[Short problem]
Restate every entry word for word.
BEGIN Records for the exercise
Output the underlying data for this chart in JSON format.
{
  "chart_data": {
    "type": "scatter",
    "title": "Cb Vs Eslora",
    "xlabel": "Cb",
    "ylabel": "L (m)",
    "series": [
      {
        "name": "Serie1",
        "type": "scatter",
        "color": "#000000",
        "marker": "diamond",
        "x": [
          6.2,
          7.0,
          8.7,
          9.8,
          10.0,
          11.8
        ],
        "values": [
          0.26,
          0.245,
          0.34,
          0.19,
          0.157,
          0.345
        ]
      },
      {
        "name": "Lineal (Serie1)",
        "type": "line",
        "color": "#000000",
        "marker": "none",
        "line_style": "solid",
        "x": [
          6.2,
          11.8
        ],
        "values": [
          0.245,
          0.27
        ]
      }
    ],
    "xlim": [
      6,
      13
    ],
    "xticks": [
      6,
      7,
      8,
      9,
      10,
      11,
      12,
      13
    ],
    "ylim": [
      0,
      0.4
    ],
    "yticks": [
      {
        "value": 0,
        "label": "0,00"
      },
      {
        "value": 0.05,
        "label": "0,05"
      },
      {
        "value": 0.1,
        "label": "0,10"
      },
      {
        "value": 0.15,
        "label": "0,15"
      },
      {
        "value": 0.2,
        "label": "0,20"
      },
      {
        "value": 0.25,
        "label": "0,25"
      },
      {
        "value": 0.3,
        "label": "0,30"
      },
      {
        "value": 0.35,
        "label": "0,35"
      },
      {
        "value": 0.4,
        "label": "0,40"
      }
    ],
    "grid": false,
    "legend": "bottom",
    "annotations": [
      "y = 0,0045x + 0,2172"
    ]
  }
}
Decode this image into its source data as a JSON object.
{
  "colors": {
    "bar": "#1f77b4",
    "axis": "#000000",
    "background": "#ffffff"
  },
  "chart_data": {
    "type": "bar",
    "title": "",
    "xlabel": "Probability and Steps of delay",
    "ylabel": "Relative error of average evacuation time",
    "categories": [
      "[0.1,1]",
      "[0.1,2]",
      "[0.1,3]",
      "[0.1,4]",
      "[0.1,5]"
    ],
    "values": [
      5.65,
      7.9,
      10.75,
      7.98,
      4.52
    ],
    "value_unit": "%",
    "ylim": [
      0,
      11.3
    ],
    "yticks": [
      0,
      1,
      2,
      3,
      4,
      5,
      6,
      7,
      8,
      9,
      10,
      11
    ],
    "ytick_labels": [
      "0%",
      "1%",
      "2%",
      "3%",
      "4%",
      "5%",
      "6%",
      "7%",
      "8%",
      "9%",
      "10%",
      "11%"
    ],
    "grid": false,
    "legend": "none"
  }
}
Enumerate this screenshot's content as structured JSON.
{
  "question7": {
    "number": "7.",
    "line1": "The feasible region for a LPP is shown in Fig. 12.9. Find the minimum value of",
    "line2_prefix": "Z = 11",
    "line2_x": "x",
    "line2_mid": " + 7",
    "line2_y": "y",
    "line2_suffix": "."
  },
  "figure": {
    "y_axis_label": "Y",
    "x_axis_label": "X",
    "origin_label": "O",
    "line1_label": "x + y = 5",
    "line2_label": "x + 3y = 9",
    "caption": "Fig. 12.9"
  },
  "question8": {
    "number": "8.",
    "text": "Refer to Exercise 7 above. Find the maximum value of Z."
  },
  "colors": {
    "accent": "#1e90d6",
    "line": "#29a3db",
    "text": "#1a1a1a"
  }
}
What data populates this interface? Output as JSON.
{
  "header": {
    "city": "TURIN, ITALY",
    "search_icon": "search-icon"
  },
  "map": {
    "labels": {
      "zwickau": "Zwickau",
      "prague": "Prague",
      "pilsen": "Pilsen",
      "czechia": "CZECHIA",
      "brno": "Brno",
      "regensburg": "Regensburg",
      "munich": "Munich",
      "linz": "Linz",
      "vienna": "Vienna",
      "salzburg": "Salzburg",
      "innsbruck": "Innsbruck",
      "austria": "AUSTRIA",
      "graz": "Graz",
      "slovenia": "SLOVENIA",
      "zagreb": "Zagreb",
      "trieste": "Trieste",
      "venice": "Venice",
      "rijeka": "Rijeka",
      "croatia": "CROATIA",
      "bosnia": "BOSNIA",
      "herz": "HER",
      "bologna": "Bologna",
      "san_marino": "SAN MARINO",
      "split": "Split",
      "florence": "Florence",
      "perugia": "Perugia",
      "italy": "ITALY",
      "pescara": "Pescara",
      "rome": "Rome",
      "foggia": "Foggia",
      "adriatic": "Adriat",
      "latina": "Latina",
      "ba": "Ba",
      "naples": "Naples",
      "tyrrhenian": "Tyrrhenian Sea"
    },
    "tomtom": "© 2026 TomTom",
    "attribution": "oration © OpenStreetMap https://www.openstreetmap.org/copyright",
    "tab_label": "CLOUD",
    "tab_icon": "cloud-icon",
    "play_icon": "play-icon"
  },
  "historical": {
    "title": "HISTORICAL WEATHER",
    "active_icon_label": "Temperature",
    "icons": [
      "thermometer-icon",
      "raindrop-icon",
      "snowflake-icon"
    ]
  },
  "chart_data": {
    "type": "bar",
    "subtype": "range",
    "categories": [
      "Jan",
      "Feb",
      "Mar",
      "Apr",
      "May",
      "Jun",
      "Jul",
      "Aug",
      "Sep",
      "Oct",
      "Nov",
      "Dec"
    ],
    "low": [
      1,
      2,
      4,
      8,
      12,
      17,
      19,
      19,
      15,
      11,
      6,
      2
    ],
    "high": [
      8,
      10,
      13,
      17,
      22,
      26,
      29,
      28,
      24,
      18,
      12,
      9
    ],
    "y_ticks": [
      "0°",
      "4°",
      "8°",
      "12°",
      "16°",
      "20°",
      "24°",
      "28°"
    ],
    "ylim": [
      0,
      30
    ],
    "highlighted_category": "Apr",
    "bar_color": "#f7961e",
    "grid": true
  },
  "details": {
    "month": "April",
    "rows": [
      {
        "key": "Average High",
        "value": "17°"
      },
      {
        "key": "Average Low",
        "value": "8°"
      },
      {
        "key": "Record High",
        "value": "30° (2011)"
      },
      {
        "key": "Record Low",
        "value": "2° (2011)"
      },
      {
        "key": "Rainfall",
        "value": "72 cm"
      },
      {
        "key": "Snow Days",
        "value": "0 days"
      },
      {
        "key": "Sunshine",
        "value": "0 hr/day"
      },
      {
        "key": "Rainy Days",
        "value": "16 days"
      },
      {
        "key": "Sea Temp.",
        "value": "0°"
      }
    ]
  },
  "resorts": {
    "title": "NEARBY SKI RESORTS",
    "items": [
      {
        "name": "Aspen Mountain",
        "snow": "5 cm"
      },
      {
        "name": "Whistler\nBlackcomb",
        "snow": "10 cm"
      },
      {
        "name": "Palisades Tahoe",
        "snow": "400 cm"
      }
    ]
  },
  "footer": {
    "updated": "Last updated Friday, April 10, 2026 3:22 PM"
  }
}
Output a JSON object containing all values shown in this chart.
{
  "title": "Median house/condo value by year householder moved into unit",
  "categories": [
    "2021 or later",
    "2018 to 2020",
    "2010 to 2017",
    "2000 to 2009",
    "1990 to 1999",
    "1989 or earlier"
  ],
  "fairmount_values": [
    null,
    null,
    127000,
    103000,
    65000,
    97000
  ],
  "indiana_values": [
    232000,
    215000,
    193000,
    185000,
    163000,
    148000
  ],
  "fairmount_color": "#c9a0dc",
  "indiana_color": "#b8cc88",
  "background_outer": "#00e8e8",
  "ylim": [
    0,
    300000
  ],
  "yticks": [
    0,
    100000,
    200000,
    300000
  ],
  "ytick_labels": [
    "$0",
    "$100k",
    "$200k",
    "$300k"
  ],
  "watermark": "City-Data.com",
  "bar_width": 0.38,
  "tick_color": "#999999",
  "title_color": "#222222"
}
END Records for the exercise
[Output]
Output the underlying data for this chart in JSON format.
{
  "chart_data": {
    "type": "scatter",
    "title": "Cb Vs Eslora",
    "xlabel": "Cb",
    "ylabel": "L (m)",
    "series": [
      {
        "name": "Serie1",
        "type": "scatter",
        "color": "#000000",
        "marker": "diamond",
        "x": [
          6.2,
          7.0,
          8.7,
          9.8,
          10.0,
          11.8
        ],
        "values": [
          0.26,
          0.245,
          0.34,
          0.19,
          0.157,
          0.345
        ]
      },
      {
        "name": "Lineal (Serie1)",
        "type": "line",
        "color": "#000000",
        "marker": "none",
        "line_style": "solid",
        "x": [
          6.2,
          11.8
        ],
        "values": [
          0.245,
          0.27
        ]
      }
    ],
    "xlim": [
      6,
      13
    ],
    "xticks": [
      6,
      7,
      8,
      9,
      10,
      11,
      12,
      13
    ],
    "ylim": [
      0,
      0.4
    ],
    "yticks": [
      {
        "value": 0,
        "label": "0,00"
      },
      {
        "value": 0.05,
        "label": "0,05"
      },
      {
        "value": 0.1,
        "label": "0,10"
      },
      {
        "value": 0.15,
        "label": "0,15"
      },
      {
        "value": 0.2,
        "label": "0,20"
      },
      {
        "value": 0.25,
        "label": "0,25"
      },
      {
        "value": 0.3,
        "label": "0,30"
      },
      {
        "value": 0.35,
        "label": "0,35"
      },
      {
        "value": 0.4,
        "label": "0,40"
      }
    ],
    "grid": false,
    "legend": "bottom",
    "annotations": [
      "y = 0,0045x + 0,2172"
    ]
  }
}
Decode this image into its source data as a JSON object.
{
  "colors": {
    "bar": "#1f77b4",
    "axis": "#000000",
    "background": "#ffffff"
  },
  "chart_data": {
    "type": "bar",
    "title": "",
    "xlabel": "Probability and Steps of delay",
    "ylabel": "Relative error of average evacuation time",
    "categories": [
      "[0.1,1]",
      "[0.1,2]",
      "[0.1,3]",
      "[0.1,4]",
      "[0.1,5]"
    ],
    "values": [
      5.65,
      7.9,
      10.75,
      7.98,
      4.52
    ],
    "value_unit": "%",
    "ylim": [
      0,
      11.3
    ],
    "yticks": [
      0,
      1,
      2,
      3,
      4,
      5,
      6,
      7,
      8,
      9,
      10,
      11
    ],
    "ytick_labels": [
      "0%",
      "1%",
      "2%",
      "3%",
      "4%",
      "5%",
      "6%",
      "7%",
      "8%",
      "9%",
      "10%",
      "11%"
    ],
    "grid": false,
    "legend": "none"
  }
}
Enumerate this screenshot's content as structured JSON.
{
  "question7": {
    "number": "7.",
    "line1": "The feasible region for a LPP is shown in Fig. 12.9. Find the minimum value of",
    "line2_prefix": "Z = 11",
    "line2_x": "x",
    "line2_mid": " + 7",
    "line2_y": "y",
    "line2_suffix": "."
  },
  "figure": {
    "y_axis_label": "Y",
    "x_axis_label": "X",
    "origin_label": "O",
    "line1_label": "x + y = 5",
    "line2_label": "x + 3y = 9",
    "caption": "Fig. 12.9"
  },
  "question8": {
    "number": "8.",
    "text": "Refer to Exercise 7 above. Find the maximum value of Z."
  },
  "colors": {
    "accent": "#1e90d6",
    "line": "#29a3db",
    "text": "#1a1a1a"
  }
}
What data populates this interface? Output as JSON.
{
  "header": {
    "city": "TURIN, ITALY",
    "search_icon": "search-icon"
  },
  "map": {
    "labels": {
      "zwickau": "Zwickau",
      "prague": "Prague",
      "pilsen": "Pilsen",
      "czechia": "CZECHIA",
      "brno": "Brno",
      "regensburg": "Regensburg",
      "munich": "Munich",
      "linz": "Linz",
      "vienna": "Vienna",
      "salzburg": "Salzburg",
      "innsbruck": "Innsbruck",
      "austria": "AUSTRIA",
      "graz": "Graz",
      "slovenia": "SLOVENIA",
      "zagreb": "Zagreb",
      "trieste": "Trieste",
      "venice": "Venice",
      "rijeka": "Rijeka",
      "croatia": "CROATIA",
      "bosnia": "BOSNIA",
      "herz": "HER",
      "bologna": "Bologna",
      "san_marino": "SAN MARINO",
      "split": "Split",
      "florence": "Florence",
      "perugia": "Perugia",
      "italy": "ITALY",
      "pescara": "Pescara",
      "rome": "Rome",
      "foggia": "Foggia",
      "adriatic": "Adriat",
      "latina": "Latina",
      "ba": "Ba",
      "naples": "Naples",
      "tyrrhenian": "Tyrrhenian Sea"
    },
    "tomtom": "© 2026 TomTom",
    "attribution": "oration © OpenStreetMap https://www.openstreetmap.org/copyright",
    "tab_label": "CLOUD",
    "tab_icon": "cloud-icon",
    "play_icon": "play-icon"
  },
  "historical": {
    "title": "HISTORICAL WEATHER",
    "active_icon_label": "Temperature",
    "icons": [
      "thermometer-icon",
      "raindrop-icon",
      "snowflake-icon"
    ]
  },
  "chart_data": {
    "type": "bar",
    "subtype": "range",
    "categories": [
      "Jan",
      "Feb",
      "Mar",
      "Apr",
      "May",
      "Jun",
      "Jul",
      "Aug",
      "Sep",
      "Oct",
      "Nov",
      "Dec"
    ],
    "low": [
      1,
      2,
      4,
      8,
      12,
      17,
      19,
      19,
      15,
      11,
      6,
      2
    ],
    "high": [
      8,
      10,
      13,
      17,
      22,
      26,
      29,
      28,
      24,
      18,
      12,
      9
    ],
    "y_ticks": [
      "0°",
      "4°",
      "8°",
      "12°",
      "16°",
      "20°",
      "24°",
      "28°"
    ],
    "ylim": [
      0,
      30
    ],
    "highlighted_category": "Apr",
    "bar_color": "#f7961e",
    "grid": true
  },
  "details": {
    "month": "April",
    "rows": [
      {
        "key": "Average High",
        "value": "17°"
      },
      {
        "key": "Average Low",
        "value": "8°"
      },
      {
        "key": "Record High",
        "value": "30° (2011)"
      },
      {
        "key": "Record Low",
        "value": "2° (2011)"
      },
      {
        "key": "Rainfall",
        "value": "72 cm"
      },
      {
        "key": "Snow Days",
        "value": "0 days"
      },
      {
        "key": "Sunshine",
        "value": "0 hr/day"
      },
      {
        "key": "Rainy Days",
        "value": "16 days"
      },
      {
        "key": "Sea Temp.",
        "value": "0°"
      }
    ]
  },
  "resorts": {
    "title": "NEARBY SKI RESORTS",
    "items": [
      {
        "name": "Aspen Mountain",
        "snow": "5 cm"
      },
      {
        "name": "Whistler\nBlackcomb",
        "snow": "10 cm"
      },
      {
        "name": "Palisades Tahoe",
        "snow": "400 cm"
      }
    ]
  },
  "footer": {
    "updated": "Last updated Friday, April 10, 2026 3:22 PM"
  }
}
Output a JSON object containing all values shown in this chart.
{
  "title": "Median house/condo value by year householder moved into unit",
  "categories": [
    "2021 or later",
    "2018 to 2020",
    "2010 to 2017",
    "2000 to 2009",
    "1990 to 1999",
    "1989 or earlier"
  ],
  "fairmount_values": [
    null,
    null,
    127000,
    103000,
    65000,
    97000
  ],
  "indiana_values": [
    232000,
    215000,
    193000,
    185000,
    163000,
    148000
  ],
  "fairmount_color": "#c9a0dc",
  "indiana_color": "#b8cc88",
  "background_outer": "#00e8e8",
  "ylim": [
    0,
    300000
  ],
  "yticks": [
    0,
    100000,
    200000,
    300000
  ],
  "ytick_labels": [
    "$0",
    "$100k",
    "$200k",
    "$300k"
  ],
  "watermark": "City-Data.com",
  "bar_width": 0.38,
  "tick_color": "#999999",
  "title_color": "#222222"
}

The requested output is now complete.